> _Challenge_: Please give the lines of all the items below as a JSON list of strings, one string per line, leaving out any blank lines.

> _Rows_:
= = = = =

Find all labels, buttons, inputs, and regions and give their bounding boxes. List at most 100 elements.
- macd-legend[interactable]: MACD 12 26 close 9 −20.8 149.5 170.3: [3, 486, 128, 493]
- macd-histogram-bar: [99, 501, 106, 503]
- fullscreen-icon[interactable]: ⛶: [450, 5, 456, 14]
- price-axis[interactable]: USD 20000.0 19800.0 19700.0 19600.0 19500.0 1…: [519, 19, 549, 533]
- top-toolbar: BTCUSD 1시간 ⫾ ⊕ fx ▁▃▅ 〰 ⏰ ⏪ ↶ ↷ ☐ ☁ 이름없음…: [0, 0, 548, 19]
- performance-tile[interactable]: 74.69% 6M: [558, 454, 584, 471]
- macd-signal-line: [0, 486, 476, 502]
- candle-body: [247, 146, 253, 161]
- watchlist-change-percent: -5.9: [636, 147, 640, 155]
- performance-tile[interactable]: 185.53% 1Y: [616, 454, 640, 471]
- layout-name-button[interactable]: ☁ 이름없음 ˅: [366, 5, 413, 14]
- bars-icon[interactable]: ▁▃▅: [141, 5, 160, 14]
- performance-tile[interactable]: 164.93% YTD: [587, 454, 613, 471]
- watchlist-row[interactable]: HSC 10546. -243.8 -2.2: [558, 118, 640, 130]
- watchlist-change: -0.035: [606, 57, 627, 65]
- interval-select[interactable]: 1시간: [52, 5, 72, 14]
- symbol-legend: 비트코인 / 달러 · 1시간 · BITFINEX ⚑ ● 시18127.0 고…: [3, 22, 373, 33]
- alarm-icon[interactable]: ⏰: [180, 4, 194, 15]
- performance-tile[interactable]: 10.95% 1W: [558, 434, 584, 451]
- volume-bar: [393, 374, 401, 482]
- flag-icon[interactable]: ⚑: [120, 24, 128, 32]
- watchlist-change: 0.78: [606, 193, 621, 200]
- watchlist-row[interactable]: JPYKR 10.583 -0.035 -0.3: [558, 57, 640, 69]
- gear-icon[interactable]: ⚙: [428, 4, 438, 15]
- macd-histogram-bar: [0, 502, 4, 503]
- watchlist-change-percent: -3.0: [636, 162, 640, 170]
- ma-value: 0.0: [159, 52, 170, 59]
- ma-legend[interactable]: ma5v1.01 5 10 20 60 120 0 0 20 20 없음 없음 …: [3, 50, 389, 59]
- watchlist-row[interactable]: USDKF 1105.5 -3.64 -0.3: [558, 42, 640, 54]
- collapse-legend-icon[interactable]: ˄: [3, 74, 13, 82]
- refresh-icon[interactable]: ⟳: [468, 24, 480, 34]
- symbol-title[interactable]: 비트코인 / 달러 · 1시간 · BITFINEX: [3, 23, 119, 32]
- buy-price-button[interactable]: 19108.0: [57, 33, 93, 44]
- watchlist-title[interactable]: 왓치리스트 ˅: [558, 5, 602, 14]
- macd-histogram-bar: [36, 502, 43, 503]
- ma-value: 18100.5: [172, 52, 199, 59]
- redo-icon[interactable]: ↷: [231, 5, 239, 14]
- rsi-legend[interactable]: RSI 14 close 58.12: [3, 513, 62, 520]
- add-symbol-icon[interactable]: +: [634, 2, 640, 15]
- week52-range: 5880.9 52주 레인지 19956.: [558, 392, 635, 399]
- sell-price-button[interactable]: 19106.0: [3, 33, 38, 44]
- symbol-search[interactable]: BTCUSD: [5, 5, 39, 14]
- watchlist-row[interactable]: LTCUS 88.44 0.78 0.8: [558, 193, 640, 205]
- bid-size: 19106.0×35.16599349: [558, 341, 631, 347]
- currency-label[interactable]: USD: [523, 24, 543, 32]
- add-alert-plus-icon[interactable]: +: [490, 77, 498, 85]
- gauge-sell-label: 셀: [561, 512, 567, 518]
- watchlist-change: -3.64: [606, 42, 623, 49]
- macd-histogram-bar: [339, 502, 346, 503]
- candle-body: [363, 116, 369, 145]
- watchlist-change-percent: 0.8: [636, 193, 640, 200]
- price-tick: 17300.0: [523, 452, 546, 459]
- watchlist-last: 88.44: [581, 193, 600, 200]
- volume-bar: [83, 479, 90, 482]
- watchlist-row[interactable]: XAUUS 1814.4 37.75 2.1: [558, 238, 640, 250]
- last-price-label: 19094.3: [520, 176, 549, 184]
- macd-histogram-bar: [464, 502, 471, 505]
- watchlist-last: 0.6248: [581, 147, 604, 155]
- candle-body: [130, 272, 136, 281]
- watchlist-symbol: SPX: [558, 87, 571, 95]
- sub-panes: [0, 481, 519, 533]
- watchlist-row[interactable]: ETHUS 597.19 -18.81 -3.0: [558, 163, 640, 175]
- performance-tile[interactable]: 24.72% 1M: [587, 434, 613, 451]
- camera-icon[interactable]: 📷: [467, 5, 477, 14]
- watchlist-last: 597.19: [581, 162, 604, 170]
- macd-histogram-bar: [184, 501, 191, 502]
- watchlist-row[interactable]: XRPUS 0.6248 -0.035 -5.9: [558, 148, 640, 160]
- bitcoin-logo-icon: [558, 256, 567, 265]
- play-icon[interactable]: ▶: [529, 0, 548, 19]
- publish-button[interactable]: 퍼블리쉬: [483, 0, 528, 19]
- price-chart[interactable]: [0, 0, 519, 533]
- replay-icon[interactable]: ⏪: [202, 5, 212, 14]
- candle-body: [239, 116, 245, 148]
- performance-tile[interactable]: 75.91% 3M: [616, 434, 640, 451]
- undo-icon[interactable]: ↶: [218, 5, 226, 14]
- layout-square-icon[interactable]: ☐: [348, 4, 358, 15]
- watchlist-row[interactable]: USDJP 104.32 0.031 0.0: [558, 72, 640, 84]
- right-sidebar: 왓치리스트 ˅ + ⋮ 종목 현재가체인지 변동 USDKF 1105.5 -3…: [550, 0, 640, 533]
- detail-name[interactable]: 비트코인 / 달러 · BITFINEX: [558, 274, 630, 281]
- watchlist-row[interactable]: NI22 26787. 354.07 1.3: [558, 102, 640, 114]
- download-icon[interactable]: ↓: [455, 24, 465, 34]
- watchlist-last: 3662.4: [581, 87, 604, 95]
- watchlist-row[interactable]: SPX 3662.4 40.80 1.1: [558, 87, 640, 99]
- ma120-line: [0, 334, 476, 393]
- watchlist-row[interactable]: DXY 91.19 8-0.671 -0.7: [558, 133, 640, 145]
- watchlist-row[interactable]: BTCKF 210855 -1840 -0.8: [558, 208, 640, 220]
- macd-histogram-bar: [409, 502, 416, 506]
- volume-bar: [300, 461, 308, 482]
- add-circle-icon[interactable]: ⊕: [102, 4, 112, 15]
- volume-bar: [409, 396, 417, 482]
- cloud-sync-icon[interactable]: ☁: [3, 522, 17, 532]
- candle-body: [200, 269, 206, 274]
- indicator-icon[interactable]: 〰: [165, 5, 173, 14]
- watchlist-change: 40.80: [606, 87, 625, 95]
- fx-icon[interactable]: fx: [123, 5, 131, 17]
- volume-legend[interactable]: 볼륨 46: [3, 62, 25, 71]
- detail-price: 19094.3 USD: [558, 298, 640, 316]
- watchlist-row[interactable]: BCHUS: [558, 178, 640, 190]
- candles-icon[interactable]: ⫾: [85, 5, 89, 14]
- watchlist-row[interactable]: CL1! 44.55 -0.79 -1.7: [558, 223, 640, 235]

= = = = =

> _Full response_:
[
  "Find all labels, buttons, inputs, and regions and give their bounding boxes. List at most 100 elements.",
  "- macd-legend[interactable]: MACD 12 26 close 9 −20.8 149.5 170.3: [3, 486, 128, 493]",
  "- macd-histogram-bar: [99, 501, 106, 503]",
  "- fullscreen-icon[interactable]: ⛶: [450, 5, 456, 14]",
  "- price-axis[interactable]: USD 20000.0 19800.0 19700.0 19600.0 19500.0 1…: [519, 19, 549, 533]",
  "- top-toolbar: BTCUSD 1시간 ⫾ ⊕ fx ▁▃▅ 〰 ⏰ ⏪ ↶ ↷ ☐ ☁ 이름없음…: [0, 0, 548, 19]",
  "- performance-tile[interactable]: 74.69% 6M: [558, 454, 584, 471]",
  "- macd-signal-line: [0, 486, 476, 502]",
  "- candle-body: [247, 146, 253, 161]",
  "- watchlist-change-percent: -5.9: [636, 147, 640, 155]",
  "- performance-tile[interactable]: 185.53% 1Y: [616, 454, 640, 471]",
  "- layout-name-button[interactable]: ☁ 이름없음 ˅: [366, 5, 413, 14]",
  "- bars-icon[interactable]: ▁▃▅: [141, 5, 160, 14]",
  "- performance-tile[interactable]: 164.93% YTD: [587, 454, 613, 471]",
  "- watchlist-row[interactable]: HSC 10546. -243.8 -2.2: [558, 118, 640, 130]",
  "- watchlist-change: -0.035: [606, 57, 627, 65]",
  "- interval-select[interactable]: 1시간: [52, 5, 72, 14]",
  "- symbol-legend: 비트코인 / 달러 · 1시간 · BITFINEX ⚑ ● 시18127.0 고…: [3, 22, 373, 33]",
  "- alarm-icon[interactable]: ⏰: [180, 4, 194, 15]",
  "- performance-tile[interactable]: 10.95% 1W: [558, 434, 584, 451]",
  "- volume-bar: [393, 374, 401, 482]",
  "- flag-icon[interactable]: ⚑: [120, 24, 128, 32]",
  "- watchlist-change: 0.78: [606, 193, 621, 200]",
  "- watchlist-row[interactable]: JPYKR 10.583 -0.035 -0.3: [558, 57, 640, 69]",
  "- gear-icon[interactable]: ⚙: [428, 4, 438, 15]",
  "- macd-histogram-bar: [0, 502, 4, 503]",
  "- watchlist-change-percent: -3.0: [636, 162, 640, 170]",
  "- ma-value: 0.0: [159, 52, 170, 59]",
  "- ma-legend[interactable]: ma5v1.01 5 10 20 60 120 0 0 20 20 없음 없음 …: [3, 50, 389, 59]",
  "- watchlist-row[interactable]: USDKF 1105.5 -3.64 -0.3: [558, 42, 640, 54]",
  "- collapse-legend-icon[interactable]: ˄: [3, 74, 13, 82]",
  "- refresh-icon[interactable]: ⟳: [468, 24, 480, 34]",
  "- symbol-title[interactable]: 비트코인 / 달러 · 1시간 · BITFINEX: [3, 23, 119, 32]",
  "- buy-price-button[interactable]: 19108.0: [57, 33, 93, 44]",
  "- watchlist-title[interactable]: 왓치리스트 ˅: [558, 5, 602, 14]",
  "- macd-histogram-bar: [36, 502, 43, 503]",
  "- ma-value: 18100.5: [172, 52, 199, 59]",
  "- redo-icon[interactable]: ↷: [231, 5, 239, 14]",
  "- rsi-legend[interactable]: RSI 14 close 58.12: [3, 513, 62, 520]",
  "- add-symbol-icon[interactable]: +: [634, 2, 640, 15]",
  "- week52-range: 5880.9 52주 레인지 19956.: [558, 392, 635, 399]",
  "- sell-price-button[interactable]: 19106.0: [3, 33, 38, 44]",
  "- symbol-search[interactable]: BTCUSD: [5, 5, 39, 14]",
  "- watchlist-row[interactable]: LTCUS 88.44 0.78 0.8: [558, 193, 640, 205]",
  "- bid-size: 19106.0×35.16599349: [558, 341, 631, 347]",
  "- currency-label[interactable]: USD: [523, 24, 543, 32]",
  "- add-alert-plus-icon[interactable]: +: [490, 77, 498, 85]",
  "- gauge-sell-label: 셀: [561, 512, 567, 518]",
  "- watchlist-change: -3.64: [606, 42, 623, 49]",
  "- macd-histogram-bar: [339, 502, 346, 503]",
  "- candle-body: [363, 116, 369, 145]",
  "- watchlist-change-percent: 0.8: [636, 193, 640, 200]",
  "- price-tick: 17300.0: [523, 452, 546, 459]",
  "- watchlist-last: 88.44: [581, 193, 600, 200]",
  "- volume-bar: [83, 479, 90, 482]",
  "- watchlist-row[interactable]: XAUUS 1814.4 37.75 2.1: [558, 238, 640, 250]",
  "- last-price-label: 19094.3: [520, 176, 549, 184]",
  "- macd-histogram-bar: [464, 502, 471, 505]",
  "- watchlist-last: 0.6248: [581, 147, 604, 155]",
  "- candle-body: [130, 272, 136, 281]",
  "- watchlist-symbol: SPX: [558, 87, 571, 95]",
  "- sub-panes: [0, 481, 519, 533]",
  "- watchlist-row[interactable]: ETHUS 597.19 -18.81 -3.0: [558, 163, 640, 175]",
  "- performance-tile[interactable]: 24.72% 1M: [587, 434, 613, 451]",
  "- camera-icon[interactable]: 📷: [467, 5, 477, 14]",
  "- watchlist-last: 597.19: [581, 162, 604, 170]",
  "- macd-histogram-bar: [184, 501, 191, 502]",
  "- watchlist-row[interactable]: XRPUS 0.6248 -0.035 -5.9: [558, 148, 640, 160]",
  "- bitcoin-logo-icon: [558, 256, 567, 265]",
  "- play-icon[interactable]: ▶: [529, 0, 548, 19]",
  "- publish-button[interactable]: 퍼블리쉬: [483, 0, 528, 19]",
  "- price-chart[interactable]: [0, 0, 519, 533]",
  "- replay-icon[interactable]: ⏪: [202, 5, 212, 14]",
  "- candle-body: [239, 116, 245, 148]",
  "- performance-tile[interactable]: 75.91% 3M: [616, 434, 640, 451]",
  "- undo-icon[interactable]: ↶: [218, 5, 226, 14]",
  "- layout-square-icon[interactable]: ☐: [348, 4, 358, 15]",
  "- watchlist-row[interactable]: USDJP 104.32 0.031 0.0: [558, 72, 640, 84]",
  "- right-sidebar: 왓치리스트 ˅ + ⋮ 종목 현재가체인지 변동 USDKF 1105.5 -3…: [550, 0, 640, 533]",
  "- detail-name[interactable]: 비트코인 / 달러 · BITFINEX: [558, 274, 630, 281]",
  "- watchlist-row[interactable]: NI22 26787. 354.07 1.3: [558, 102, 640, 114]",
  "- download-icon[interactable]: ↓: [455, 24, 465, 34]",
  "- watchlist-last: 3662.4: [581, 87, 604, 95]",
  "- watchlist-row[interactable]: SPX 3662.4 40.80 1.1: [558, 87, 640, 99]",
  "- ma120-line: [0, 334, 476, 393]",
  "- watchlist-row[interactable]: DXY 91.19 8-0.671 -0.7: [558, 133, 640, 145]",
  "- watchlist-row[interactable]: BTCKF 210855 -1840 -0.8: [558, 208, 640, 220]",
  "- macd-histogram-bar: [409, 502, 416, 506]",
  "- volume-bar: [300, 461, 308, 482]",
  "- add-circle-icon[interactable]: ⊕: [102, 4, 112, 15]",
  "- volume-bar: [409, 396, 417, 482]",
  "- cloud-sync-icon[interactable]: ☁: [3, 522, 17, 532]",
  "- candle-body: [200, 269, 206, 274]",
  "- indicator-icon[interactable]: 〰: [165, 5, 173, 14]",
  "- watchlist-change: 40.80: [606, 87, 625, 95]",
  "- fx-icon[interactable]: fx: [123, 5, 131, 17]",
  "- volume-legend[interactable]: 볼륨 46: [3, 62, 25, 71]",
  "- detail-price: 19094.3 USD: [558, 298, 640, 316]",
  "- watchlist-row[interactable]: BCHUS: [558, 178, 640, 190]",
  "- candles-icon[interactable]: ⫾: [85, 5, 89, 14]",
  "- watchlist-row[interactable]: CL1! 44.55 -0.79 -1.7: [558, 223, 640, 235]"
]